— BEGIN ENTRIES PROVIDED —

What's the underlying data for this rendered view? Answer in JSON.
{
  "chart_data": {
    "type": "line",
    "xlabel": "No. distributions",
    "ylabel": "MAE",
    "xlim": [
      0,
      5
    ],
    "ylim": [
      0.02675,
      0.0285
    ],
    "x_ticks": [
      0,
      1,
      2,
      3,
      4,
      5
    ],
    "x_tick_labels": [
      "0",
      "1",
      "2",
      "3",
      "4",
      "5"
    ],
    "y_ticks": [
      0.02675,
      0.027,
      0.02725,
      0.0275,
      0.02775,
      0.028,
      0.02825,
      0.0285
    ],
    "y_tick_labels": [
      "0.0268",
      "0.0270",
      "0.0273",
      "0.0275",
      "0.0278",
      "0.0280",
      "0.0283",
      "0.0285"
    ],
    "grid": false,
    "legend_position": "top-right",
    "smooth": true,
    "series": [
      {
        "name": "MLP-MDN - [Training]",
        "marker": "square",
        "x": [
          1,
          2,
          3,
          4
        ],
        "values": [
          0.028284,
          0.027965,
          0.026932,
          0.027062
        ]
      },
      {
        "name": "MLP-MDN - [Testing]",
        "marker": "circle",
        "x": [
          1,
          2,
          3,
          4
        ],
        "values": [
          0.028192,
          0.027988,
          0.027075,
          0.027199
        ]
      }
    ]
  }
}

— END ENTRIES PROVIDED —

THE PROBLEM —
Provide all the records again, word for word.

FULL RESPONSE —
What's the underlying data for this rendered view? Answer in JSON.
{
  "chart_data": {
    "type": "line",
    "xlabel": "No. distributions",
    "ylabel": "MAE",
    "xlim": [
      0,
      5
    ],
    "ylim": [
      0.02675,
      0.0285
    ],
    "x_ticks": [
      0,
      1,
      2,
      3,
      4,
      5
    ],
    "x_tick_labels": [
      "0",
      "1",
      "2",
      "3",
      "4",
      "5"
    ],
    "y_ticks": [
      0.02675,
      0.027,
      0.02725,
      0.0275,
      0.02775,
      0.028,
      0.02825,
      0.0285
    ],
    "y_tick_labels": [
      "0.0268",
      "0.0270",
      "0.0273",
      "0.0275",
      "0.0278",
      "0.0280",
      "0.0283",
      "0.0285"
    ],
    "grid": false,
    "legend_position": "top-right",
    "smooth": true,
    "series": [
      {
        "name": "MLP-MDN - [Training]",
        "marker": "square",
        "x": [
          1,
          2,
          3,
          4
        ],
        "values": [
          0.028284,
          0.027965,
          0.026932,
          0.027062
        ]
      },
      {
        "name": "MLP-MDN - [Testing]",
        "marker": "circle",
        "x": [
          1,
          2,
          3,
          4
        ],
        "values": [
          0.028192,
          0.027988,
          0.027075,
          0.027199
        ]
      }
    ]
  }
}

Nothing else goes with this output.